◆ **O que fazer**
Responda a cada pergunta com base no texto.
(a) Qual é a função de Ana Carolina Lourenço no Machado Meyer?
(b) Quantos escritórios a editora consultou no especial ANÁLISE ADVOCACIA DIVERSIDADE E INCLUSÃO 2022, e quantos deles afirmaram adotar ações e políticas de DEI no último ano?
(c) Quem ocupa o cargo de diretor jurídico e de relações governamentais do Mercado Livre?

"Sou uma mulher negra, uso tranças loiras, estou com uma roupa preta e atrás de mim tem um painel preto" - assim começa Ana Carolina Lourenço, advogada no contencioso cível do Machado Meyer, se autodescrevendo para um possível público que teria baixa visão e estava acompanhando a palestra "Mudança de Mindset: A inclusão da Diversidade na Cultura Empresarial", realizada no primeiro dia da Fenalaw 2022.
O tema também foi discutido por Fabiano Machado da Rosa, sócio do PMR Advocacia e Ricardo Lagreca, diretor jurídico e de relações governamentais do Mercado Livre.
De acordo com os especialistas, a sociedade é diversa e, por isso, as empresas tem o dever de se diversificar. Isso porque, carreiras e sonhos profissionais estão sendo cada vez mais impactados pelas questões sociais. No entanto, para conseguir enfrentar as mudanças necessárias para alcançar êxito na inclusão é preciso configurar a nossa mentalidade, já que a diversidade também é vista atualmente como um manifesto de justiça.
Fabiano Machado, sócio do PMR Advocacia complementa o pensamento de Ana, afirmando que "junto com justiça, a diversidade é potência. As empresas que não renovarem serão condenadas a irrelevância. Não é condenada a fechar, mas será irrelevante a sociedade, o que é muito pior".
No mercado de advocacia, em que Ana e Fabiano estão inseridos, os temas relacionados à diversidade, equidade e inclusão tem ganhado ascensão. Conforme o especial ANÁLISE ADVOCACIA DIVERSIDADE E INCLUSÃO 2022, de 884 escritórios consultados pela editora, 344 afirmaram adotar ações e políticas de DEI no último ano.
Como mudar o mindset?
Mesmo com vasta experiência no mercado, Ricardo Lagreca, diretor jurídico e de relações governamentais do Mercado Livre, compartilha que entre as empresas que já atuou, a organização é uma das com maior consciência sobre o tema.

◆ **Dados fornecidos**
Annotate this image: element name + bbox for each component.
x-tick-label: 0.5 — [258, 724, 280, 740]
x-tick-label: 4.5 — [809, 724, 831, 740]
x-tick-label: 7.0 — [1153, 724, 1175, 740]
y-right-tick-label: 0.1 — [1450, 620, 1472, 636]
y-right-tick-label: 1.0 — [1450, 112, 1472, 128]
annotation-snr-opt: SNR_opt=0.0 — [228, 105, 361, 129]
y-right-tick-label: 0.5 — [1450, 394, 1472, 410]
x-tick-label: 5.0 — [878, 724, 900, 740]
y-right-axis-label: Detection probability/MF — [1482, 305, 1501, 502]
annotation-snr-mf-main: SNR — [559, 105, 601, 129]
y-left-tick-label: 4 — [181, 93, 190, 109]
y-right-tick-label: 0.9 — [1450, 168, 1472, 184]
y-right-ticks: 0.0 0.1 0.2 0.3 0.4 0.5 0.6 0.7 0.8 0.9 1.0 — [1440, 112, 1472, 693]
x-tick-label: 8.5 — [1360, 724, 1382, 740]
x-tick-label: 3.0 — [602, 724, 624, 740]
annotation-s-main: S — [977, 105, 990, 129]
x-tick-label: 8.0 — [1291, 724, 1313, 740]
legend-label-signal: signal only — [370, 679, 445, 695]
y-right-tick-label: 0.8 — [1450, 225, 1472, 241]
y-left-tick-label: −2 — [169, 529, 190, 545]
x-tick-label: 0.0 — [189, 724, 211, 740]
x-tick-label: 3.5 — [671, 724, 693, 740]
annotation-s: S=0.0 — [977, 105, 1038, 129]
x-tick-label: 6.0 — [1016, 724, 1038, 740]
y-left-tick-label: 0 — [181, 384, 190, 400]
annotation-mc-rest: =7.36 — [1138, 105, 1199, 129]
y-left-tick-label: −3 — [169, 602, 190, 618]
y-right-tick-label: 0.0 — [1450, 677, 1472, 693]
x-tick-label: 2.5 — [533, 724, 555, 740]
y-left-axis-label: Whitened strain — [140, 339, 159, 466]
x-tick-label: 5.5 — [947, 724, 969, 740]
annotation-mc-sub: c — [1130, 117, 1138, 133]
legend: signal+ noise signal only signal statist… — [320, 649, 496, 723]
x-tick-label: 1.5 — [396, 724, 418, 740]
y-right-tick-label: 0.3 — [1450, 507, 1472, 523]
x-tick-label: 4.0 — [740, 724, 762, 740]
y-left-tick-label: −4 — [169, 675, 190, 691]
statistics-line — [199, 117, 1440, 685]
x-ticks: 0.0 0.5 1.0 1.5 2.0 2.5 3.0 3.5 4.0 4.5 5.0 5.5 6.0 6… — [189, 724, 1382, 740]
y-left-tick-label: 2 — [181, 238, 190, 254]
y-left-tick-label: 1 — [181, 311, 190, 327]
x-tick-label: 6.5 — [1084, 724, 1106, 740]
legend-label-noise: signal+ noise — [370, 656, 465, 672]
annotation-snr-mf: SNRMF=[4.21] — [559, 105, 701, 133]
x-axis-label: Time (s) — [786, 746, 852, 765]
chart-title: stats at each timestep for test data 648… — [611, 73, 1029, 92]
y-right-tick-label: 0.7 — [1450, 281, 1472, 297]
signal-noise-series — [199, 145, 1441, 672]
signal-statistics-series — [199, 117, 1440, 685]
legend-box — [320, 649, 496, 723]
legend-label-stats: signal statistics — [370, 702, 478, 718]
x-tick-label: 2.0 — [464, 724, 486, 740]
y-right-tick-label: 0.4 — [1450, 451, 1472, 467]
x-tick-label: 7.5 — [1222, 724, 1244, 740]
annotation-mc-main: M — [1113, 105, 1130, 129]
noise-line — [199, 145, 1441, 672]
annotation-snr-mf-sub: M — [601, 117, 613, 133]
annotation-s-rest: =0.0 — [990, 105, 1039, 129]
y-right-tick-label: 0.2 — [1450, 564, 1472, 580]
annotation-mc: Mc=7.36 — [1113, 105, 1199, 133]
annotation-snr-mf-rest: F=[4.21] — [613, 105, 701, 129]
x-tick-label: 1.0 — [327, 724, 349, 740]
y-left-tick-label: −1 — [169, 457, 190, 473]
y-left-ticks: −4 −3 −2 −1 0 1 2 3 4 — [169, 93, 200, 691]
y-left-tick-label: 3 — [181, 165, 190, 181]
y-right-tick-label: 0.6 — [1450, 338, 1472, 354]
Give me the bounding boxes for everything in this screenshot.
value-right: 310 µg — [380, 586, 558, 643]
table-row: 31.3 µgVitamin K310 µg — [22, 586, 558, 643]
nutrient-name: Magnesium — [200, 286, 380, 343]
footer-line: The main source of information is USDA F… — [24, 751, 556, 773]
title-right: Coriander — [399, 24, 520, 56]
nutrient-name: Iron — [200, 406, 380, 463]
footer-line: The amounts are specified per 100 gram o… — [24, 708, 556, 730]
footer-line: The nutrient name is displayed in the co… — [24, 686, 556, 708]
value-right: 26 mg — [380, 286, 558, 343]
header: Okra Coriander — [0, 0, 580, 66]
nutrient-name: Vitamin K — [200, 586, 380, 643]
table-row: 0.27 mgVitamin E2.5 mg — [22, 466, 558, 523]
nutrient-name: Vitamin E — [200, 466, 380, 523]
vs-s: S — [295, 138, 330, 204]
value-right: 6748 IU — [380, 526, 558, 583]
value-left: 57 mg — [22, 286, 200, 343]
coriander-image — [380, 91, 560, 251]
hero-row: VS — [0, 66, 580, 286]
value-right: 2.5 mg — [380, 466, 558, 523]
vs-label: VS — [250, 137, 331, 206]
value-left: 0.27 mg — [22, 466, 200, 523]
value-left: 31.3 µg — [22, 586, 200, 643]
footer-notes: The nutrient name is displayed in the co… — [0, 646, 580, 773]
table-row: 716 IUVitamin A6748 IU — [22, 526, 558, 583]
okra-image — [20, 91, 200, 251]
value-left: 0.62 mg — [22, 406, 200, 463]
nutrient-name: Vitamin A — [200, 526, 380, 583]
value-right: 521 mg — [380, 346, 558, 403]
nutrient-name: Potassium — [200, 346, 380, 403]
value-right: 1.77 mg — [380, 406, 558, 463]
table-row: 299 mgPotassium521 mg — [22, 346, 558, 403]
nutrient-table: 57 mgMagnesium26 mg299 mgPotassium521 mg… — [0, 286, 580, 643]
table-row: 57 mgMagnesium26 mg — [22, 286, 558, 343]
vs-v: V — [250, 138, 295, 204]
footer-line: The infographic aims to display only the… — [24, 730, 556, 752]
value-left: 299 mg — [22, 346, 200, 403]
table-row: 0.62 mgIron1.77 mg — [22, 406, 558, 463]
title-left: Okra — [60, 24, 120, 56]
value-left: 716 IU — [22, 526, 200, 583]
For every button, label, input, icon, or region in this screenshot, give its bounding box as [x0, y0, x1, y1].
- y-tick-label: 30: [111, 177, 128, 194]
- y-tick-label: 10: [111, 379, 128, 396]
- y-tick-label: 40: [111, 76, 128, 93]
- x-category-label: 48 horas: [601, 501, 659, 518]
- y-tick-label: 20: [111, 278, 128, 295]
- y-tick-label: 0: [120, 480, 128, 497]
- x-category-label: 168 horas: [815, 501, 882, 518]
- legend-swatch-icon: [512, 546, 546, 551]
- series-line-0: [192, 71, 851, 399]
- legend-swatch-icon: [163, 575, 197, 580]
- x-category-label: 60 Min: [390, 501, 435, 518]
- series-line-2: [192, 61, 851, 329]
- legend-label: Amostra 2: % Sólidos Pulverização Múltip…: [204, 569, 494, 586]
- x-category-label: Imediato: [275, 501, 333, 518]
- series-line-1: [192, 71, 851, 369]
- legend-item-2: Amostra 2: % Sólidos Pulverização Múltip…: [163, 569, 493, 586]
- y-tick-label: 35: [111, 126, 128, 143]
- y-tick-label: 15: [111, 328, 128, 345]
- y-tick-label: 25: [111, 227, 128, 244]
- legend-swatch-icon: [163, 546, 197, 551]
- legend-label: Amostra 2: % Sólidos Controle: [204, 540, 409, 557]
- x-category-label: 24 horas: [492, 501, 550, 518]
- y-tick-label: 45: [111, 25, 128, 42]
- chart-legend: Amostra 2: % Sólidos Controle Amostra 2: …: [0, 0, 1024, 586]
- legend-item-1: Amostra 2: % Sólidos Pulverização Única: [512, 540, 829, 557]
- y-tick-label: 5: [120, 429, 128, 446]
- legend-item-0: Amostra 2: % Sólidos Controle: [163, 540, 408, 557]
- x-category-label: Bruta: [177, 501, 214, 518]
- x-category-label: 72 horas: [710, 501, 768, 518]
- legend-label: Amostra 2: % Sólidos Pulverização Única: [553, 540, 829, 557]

◆ **Resultado**
(a) Advogada no contencioso cível.
(b) Foram consultados 884 escritórios, e 344 afirmaram adotar ações e políticas de DEI.
(c) Ricardo Lagreca.